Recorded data

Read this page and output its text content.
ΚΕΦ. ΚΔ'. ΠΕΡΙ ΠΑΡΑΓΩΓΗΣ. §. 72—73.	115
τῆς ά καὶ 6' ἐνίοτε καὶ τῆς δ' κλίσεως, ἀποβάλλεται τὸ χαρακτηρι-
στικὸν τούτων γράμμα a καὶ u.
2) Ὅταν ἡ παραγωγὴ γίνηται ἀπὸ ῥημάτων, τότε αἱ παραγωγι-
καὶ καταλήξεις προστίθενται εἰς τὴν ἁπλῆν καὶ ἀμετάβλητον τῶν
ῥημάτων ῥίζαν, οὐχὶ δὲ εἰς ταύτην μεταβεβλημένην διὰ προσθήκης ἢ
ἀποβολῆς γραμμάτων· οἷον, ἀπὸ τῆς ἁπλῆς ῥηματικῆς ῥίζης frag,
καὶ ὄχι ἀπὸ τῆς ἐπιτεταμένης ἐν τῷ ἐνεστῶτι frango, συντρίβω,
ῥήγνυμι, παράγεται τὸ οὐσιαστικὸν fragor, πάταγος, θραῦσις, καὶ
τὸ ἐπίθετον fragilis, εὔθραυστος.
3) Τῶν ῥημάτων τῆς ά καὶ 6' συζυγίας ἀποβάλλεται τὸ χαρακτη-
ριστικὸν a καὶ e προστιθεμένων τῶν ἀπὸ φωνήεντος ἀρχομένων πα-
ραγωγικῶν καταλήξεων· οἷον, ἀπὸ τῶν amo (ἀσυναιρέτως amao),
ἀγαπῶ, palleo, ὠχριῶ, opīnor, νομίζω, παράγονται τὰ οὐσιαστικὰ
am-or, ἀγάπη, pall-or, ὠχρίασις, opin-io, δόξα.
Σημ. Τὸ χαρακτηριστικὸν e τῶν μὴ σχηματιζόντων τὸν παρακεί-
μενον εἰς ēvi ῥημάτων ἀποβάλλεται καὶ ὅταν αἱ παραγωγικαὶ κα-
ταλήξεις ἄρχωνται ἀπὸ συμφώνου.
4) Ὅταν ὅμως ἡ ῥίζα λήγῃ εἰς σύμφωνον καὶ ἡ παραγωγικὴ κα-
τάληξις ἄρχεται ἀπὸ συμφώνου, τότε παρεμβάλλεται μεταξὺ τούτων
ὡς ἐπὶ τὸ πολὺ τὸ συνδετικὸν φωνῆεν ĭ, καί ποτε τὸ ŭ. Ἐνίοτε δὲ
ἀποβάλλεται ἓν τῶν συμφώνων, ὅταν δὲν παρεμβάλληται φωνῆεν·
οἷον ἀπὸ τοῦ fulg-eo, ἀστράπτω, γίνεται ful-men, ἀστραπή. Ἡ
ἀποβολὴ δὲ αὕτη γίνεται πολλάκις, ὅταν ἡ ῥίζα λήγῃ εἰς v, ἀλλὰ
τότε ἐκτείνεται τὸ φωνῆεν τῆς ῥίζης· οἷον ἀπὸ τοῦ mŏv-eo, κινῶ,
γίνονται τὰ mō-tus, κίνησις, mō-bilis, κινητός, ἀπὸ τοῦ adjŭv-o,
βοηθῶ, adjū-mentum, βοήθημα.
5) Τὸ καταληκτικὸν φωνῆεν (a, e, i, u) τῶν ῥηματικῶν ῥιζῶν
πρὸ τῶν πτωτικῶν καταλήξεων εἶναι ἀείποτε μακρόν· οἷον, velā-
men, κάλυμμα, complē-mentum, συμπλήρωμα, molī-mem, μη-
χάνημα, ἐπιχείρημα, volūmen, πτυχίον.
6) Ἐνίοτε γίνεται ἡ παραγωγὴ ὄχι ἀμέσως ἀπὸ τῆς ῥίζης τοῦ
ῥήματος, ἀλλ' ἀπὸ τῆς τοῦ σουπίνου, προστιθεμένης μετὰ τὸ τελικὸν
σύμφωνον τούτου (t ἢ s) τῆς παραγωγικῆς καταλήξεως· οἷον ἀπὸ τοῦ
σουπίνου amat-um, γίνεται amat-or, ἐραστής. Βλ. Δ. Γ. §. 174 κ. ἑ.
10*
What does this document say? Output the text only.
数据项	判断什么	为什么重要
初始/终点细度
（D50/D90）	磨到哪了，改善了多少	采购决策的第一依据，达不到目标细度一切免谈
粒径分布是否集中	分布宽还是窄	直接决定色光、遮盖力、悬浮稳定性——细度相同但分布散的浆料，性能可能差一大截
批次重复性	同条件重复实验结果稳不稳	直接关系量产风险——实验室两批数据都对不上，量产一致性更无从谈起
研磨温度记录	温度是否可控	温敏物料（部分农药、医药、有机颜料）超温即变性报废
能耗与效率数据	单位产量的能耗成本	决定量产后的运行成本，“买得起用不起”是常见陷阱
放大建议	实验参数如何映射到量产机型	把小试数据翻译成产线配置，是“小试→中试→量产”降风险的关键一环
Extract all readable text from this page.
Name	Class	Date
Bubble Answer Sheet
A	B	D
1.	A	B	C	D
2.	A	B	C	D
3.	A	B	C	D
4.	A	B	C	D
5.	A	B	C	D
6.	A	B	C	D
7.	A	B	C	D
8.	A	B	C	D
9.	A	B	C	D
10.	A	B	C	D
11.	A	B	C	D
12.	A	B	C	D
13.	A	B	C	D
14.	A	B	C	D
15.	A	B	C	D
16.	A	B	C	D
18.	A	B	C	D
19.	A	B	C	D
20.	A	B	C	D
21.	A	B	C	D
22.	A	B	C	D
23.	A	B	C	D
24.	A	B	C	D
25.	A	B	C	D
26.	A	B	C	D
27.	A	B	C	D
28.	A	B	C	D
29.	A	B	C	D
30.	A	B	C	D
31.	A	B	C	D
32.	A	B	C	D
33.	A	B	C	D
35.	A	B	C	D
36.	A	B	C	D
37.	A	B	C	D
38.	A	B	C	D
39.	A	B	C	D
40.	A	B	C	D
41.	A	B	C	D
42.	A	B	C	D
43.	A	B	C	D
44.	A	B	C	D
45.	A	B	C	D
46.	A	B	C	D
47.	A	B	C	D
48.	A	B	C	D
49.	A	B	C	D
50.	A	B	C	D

◆ **Problem requirements**: Extract each line from the listing above, please, and repeat it exactly.

◆ **Response below**:
Read this page and output its text content.
ΚΕΦ. ΚΔ'. ΠΕΡΙ ΠΑΡΑΓΩΓΗΣ. §. 72—73.	115
τῆς ά καὶ 6' ἐνίοτε καὶ τῆς δ' κλίσεως, ἀποβάλλεται τὸ χαρακτηρι-
στικὸν τούτων γράμμα a καὶ u.
2) Ὅταν ἡ παραγωγὴ γίνηται ἀπὸ ῥημάτων, τότε αἱ παραγωγι-
καὶ καταλήξεις προστίθενται εἰς τὴν ἁπλῆν καὶ ἀμετάβλητον τῶν
ῥημάτων ῥίζαν, οὐχὶ δὲ εἰς ταύτην μεταβεβλημένην διὰ προσθήκης ἢ
ἀποβολῆς γραμμάτων· οἷον, ἀπὸ τῆς ἁπλῆς ῥηματικῆς ῥίζης frag,
καὶ ὄχι ἀπὸ τῆς ἐπιτεταμένης ἐν τῷ ἐνεστῶτι frango, συντρίβω,
ῥήγνυμι, παράγεται τὸ οὐσιαστικὸν fragor, πάταγος, θραῦσις, καὶ
τὸ ἐπίθετον fragilis, εὔθραυστος.
3) Τῶν ῥημάτων τῆς ά καὶ 6' συζυγίας ἀποβάλλεται τὸ χαρακτη-
ριστικὸν a καὶ e προστιθεμένων τῶν ἀπὸ φωνήεντος ἀρχομένων πα-
ραγωγικῶν καταλήξεων· οἷον, ἀπὸ τῶν amo (ἀσυναιρέτως amao),
ἀγαπῶ, palleo, ὠχριῶ, opīnor, νομίζω, παράγονται τὰ οὐσιαστικὰ
am-or, ἀγάπη, pall-or, ὠχρίασις, opin-io, δόξα.
Σημ. Τὸ χαρακτηριστικὸν e τῶν μὴ σχηματιζόντων τὸν παρακεί-
μενον εἰς ēvi ῥημάτων ἀποβάλλεται καὶ ὅταν αἱ παραγωγικαὶ κα-
ταλήξεις ἄρχωνται ἀπὸ συμφώνου.
4) Ὅταν ὅμως ἡ ῥίζα λήγῃ εἰς σύμφωνον καὶ ἡ παραγωγικὴ κα-
τάληξις ἄρχεται ἀπὸ συμφώνου, τότε παρεμβάλλεται μεταξὺ τούτων
ὡς ἐπὶ τὸ πολὺ τὸ συνδετικὸν φωνῆεν ĭ, καί ποτε τὸ ŭ. Ἐνίοτε δὲ
ἀποβάλλεται ἓν τῶν συμφώνων, ὅταν δὲν παρεμβάλληται φωνῆεν·
οἷον ἀπὸ τοῦ fulg-eo, ἀστράπτω, γίνεται ful-men, ἀστραπή. Ἡ
ἀποβολὴ δὲ αὕτη γίνεται πολλάκις, ὅταν ἡ ῥίζα λήγῃ εἰς v, ἀλλὰ
τότε ἐκτείνεται τὸ φωνῆεν τῆς ῥίζης· οἷον ἀπὸ τοῦ mŏv-eo, κινῶ,
γίνονται τὰ mō-tus, κίνησις, mō-bilis, κινητός, ἀπὸ τοῦ adjŭv-o,
βοηθῶ, adjū-mentum, βοήθημα.
5) Τὸ καταληκτικὸν φωνῆεν (a, e, i, u) τῶν ῥηματικῶν ῥιζῶν
πρὸ τῶν πτωτικῶν καταλήξεων εἶναι ἀείποτε μακρόν· οἷον, velā-
men, κάλυμμα, complē-mentum, συμπλήρωμα, molī-mem, μη-
χάνημα, ἐπιχείρημα, volūmen, πτυχίον.
6) Ἐνίοτε γίνεται ἡ παραγωγὴ ὄχι ἀμέσως ἀπὸ τῆς ῥίζης τοῦ
ῥήματος, ἀλλ' ἀπὸ τῆς τοῦ σουπίνου, προστιθεμένης μετὰ τὸ τελικὸν
σύμφωνον τούτου (t ἢ s) τῆς παραγωγικῆς καταλήξεως· οἷον ἀπὸ τοῦ
σουπίνου amat-um, γίνεται amat-or, ἐραστής. Βλ. Δ. Γ. §. 174 κ. ἑ.
10*
What does this document say? Output the text only.
数据项	判断什么	为什么重要
初始/终点细度
（D50/D90）	磨到哪了，改善了多少	采购决策的第一依据，达不到目标细度一切免谈
粒径分布是否集中	分布宽还是窄	直接决定色光、遮盖力、悬浮稳定性——细度相同但分布散的浆料，性能可能差一大截
批次重复性	同条件重复实验结果稳不稳	直接关系量产风险——实验室两批数据都对不上，量产一致性更无从谈起
研磨温度记录	温度是否可控	温敏物料（部分农药、医药、有机颜料）超温即变性报废
能耗与效率数据	单位产量的能耗成本	决定量产后的运行成本，“买得起用不起”是常见陷阱
放大建议	实验参数如何映射到量产机型	把小试数据翻译成产线配置，是“小试→中试→量产”降风险的关键一环
Extract all readable text from this page.
Name	Class	Date
Bubble Answer Sheet
A	B	D
1.	A	B	C	D
2.	A	B	C	D
3.	A	B	C	D
4.	A	B	C	D
5.	A	B	C	D
6.	A	B	C	D
7.	A	B	C	D
8.	A	B	C	D
9.	A	B	C	D
10.	A	B	C	D
11.	A	B	C	D
12.	A	B	C	D
13.	A	B	C	D
14.	A	B	C	D
15.	A	B	C	D
16.	A	B	C	D
18.	A	B	C	D
19.	A	B	C	D
20.	A	B	C	D
21.	A	B	C	D
22.	A	B	C	D
23.	A	B	C	D
24.	A	B	C	D
25.	A	B	C	D
26.	A	B	C	D
27.	A	B	C	D
28.	A	B	C	D
29.	A	B	C	D
30.	A	B	C	D
31.	A	B	C	D
32.	A	B	C	D
33.	A	B	C	D
35.	A	B	C	D
36.	A	B	C	D
37.	A	B	C	D
38.	A	B	C	D
39.	A	B	C	D
40.	A	B	C	D
41.	A	B	C	D
42.	A	B	C	D
43.	A	B	C	D
44.	A	B	C	D
45.	A	B	C	D
46.	A	B	C	D
47.	A	B	C	D
48.	A	B	C	D
49.	A	B	C	D
50.	A	B	C	D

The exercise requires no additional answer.